Copy each line below that includes "subtitle".

* Begin *

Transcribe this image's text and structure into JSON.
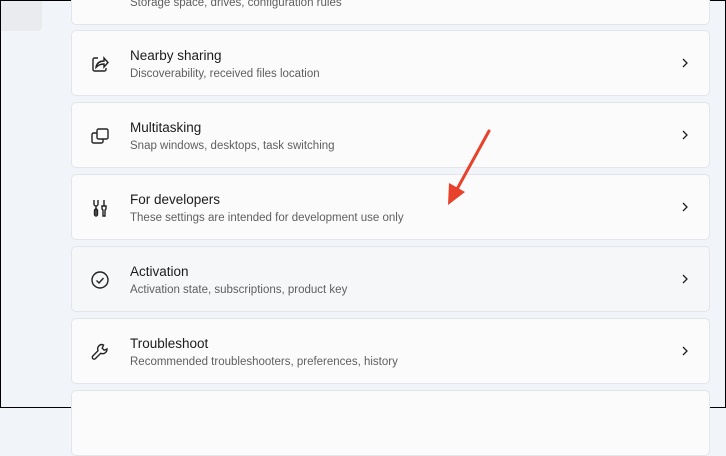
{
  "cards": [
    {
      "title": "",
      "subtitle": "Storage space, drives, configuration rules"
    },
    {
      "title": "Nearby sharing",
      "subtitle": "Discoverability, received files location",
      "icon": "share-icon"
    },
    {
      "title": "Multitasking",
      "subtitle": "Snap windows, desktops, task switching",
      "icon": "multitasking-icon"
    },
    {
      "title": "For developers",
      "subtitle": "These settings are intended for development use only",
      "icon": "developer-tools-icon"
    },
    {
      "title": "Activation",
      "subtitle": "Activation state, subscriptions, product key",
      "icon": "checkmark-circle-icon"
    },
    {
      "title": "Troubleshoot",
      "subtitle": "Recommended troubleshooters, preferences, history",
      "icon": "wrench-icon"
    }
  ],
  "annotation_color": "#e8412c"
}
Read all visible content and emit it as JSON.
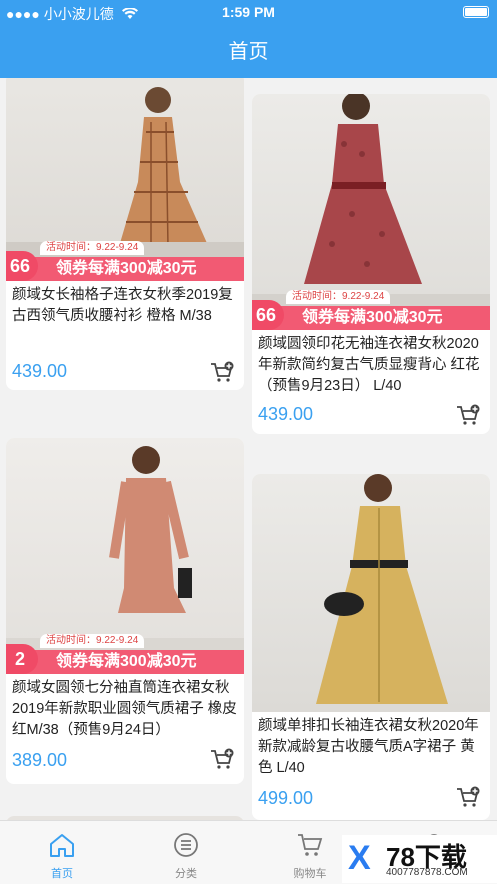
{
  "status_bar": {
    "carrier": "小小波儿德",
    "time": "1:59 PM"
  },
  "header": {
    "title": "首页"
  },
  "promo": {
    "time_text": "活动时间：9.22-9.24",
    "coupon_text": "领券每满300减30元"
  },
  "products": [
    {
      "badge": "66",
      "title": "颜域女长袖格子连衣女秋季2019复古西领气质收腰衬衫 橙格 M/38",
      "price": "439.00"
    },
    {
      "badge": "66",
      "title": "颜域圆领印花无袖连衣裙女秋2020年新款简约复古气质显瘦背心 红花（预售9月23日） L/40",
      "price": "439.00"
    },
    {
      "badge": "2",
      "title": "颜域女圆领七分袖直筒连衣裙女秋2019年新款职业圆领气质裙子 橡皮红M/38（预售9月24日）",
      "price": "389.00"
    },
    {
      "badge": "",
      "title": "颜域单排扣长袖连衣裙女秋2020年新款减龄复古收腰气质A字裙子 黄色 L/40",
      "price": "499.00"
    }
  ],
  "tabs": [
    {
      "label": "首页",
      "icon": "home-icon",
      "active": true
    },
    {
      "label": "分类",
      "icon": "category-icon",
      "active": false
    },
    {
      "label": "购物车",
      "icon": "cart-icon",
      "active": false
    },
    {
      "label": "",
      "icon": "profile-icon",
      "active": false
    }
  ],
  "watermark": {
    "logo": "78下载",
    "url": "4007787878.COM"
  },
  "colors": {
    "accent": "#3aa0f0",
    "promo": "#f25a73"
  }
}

* End *

_Result of this exercise_:
      "subtitle": "Storage space, drives, configuration rules"
      "subtitle": "Discoverability, received files location",
      "subtitle": "Snap windows, desktops, task switching",
      "subtitle": "These settings are intended for development use only",
      "subtitle": "Activation state, subscriptions, product key",
      "subtitle": "Recommended troubleshooters, preferences, history",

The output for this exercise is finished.